• WHAT YOU SHOULD DO: Below are some records; give them all again exactly, but not the pictures.

• INPUT ROWS:

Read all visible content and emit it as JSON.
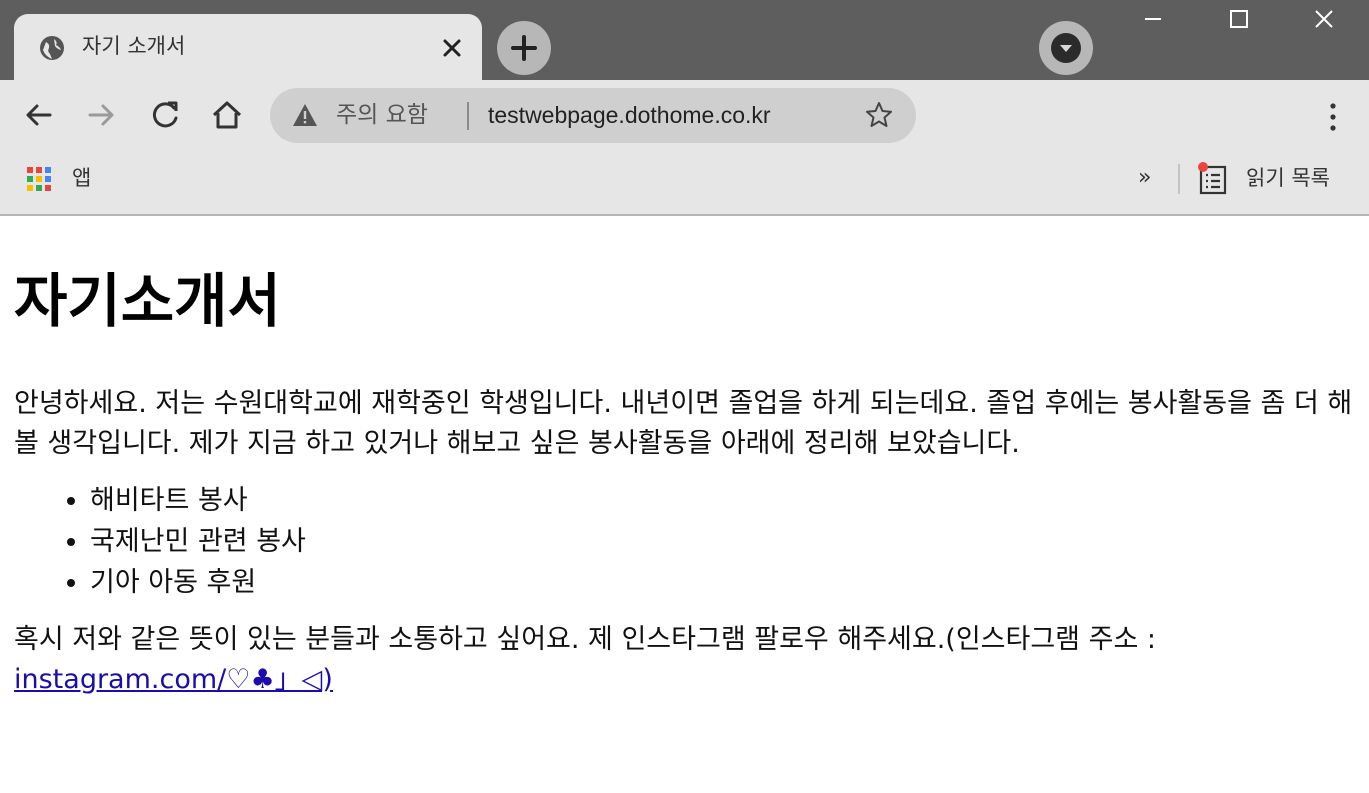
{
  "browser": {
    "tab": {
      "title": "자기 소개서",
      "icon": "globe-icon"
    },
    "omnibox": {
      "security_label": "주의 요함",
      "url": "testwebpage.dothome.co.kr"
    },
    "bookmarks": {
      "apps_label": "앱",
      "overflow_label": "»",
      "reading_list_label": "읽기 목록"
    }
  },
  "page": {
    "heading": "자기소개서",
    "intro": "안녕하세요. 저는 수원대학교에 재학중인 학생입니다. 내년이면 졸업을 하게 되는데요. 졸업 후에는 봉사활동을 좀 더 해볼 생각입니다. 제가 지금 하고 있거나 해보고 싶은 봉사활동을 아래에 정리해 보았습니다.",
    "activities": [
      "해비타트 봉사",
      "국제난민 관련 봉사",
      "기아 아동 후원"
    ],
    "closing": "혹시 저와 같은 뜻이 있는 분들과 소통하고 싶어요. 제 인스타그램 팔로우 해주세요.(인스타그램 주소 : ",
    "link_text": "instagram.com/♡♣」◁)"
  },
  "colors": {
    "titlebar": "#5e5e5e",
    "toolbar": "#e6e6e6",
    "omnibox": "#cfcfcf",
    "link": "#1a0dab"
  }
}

• ANSWER TO THE TASK:
Read all visible content and emit it as JSON.
{
  "browser": {
    "tab": {
      "title": "자기 소개서",
      "icon": "globe-icon"
    },
    "omnibox": {
      "security_label": "주의 요함",
      "url": "testwebpage.dothome.co.kr"
    },
    "bookmarks": {
      "apps_label": "앱",
      "overflow_label": "»",
      "reading_list_label": "읽기 목록"
    }
  },
  "page": {
    "heading": "자기소개서",
    "intro": "안녕하세요. 저는 수원대학교에 재학중인 학생입니다. 내년이면 졸업을 하게 되는데요. 졸업 후에는 봉사활동을 좀 더 해볼 생각입니다. 제가 지금 하고 있거나 해보고 싶은 봉사활동을 아래에 정리해 보았습니다.",
    "activities": [
      "해비타트 봉사",
      "국제난민 관련 봉사",
      "기아 아동 후원"
    ],
    "closing": "혹시 저와 같은 뜻이 있는 분들과 소통하고 싶어요. 제 인스타그램 팔로우 해주세요.(인스타그램 주소 : ",
    "link_text": "instagram.com/♡♣」◁)"
  },
  "colors": {
    "titlebar": "#5e5e5e",
    "toolbar": "#e6e6e6",
    "omnibox": "#cfcfcf",
    "link": "#1a0dab"
  }
}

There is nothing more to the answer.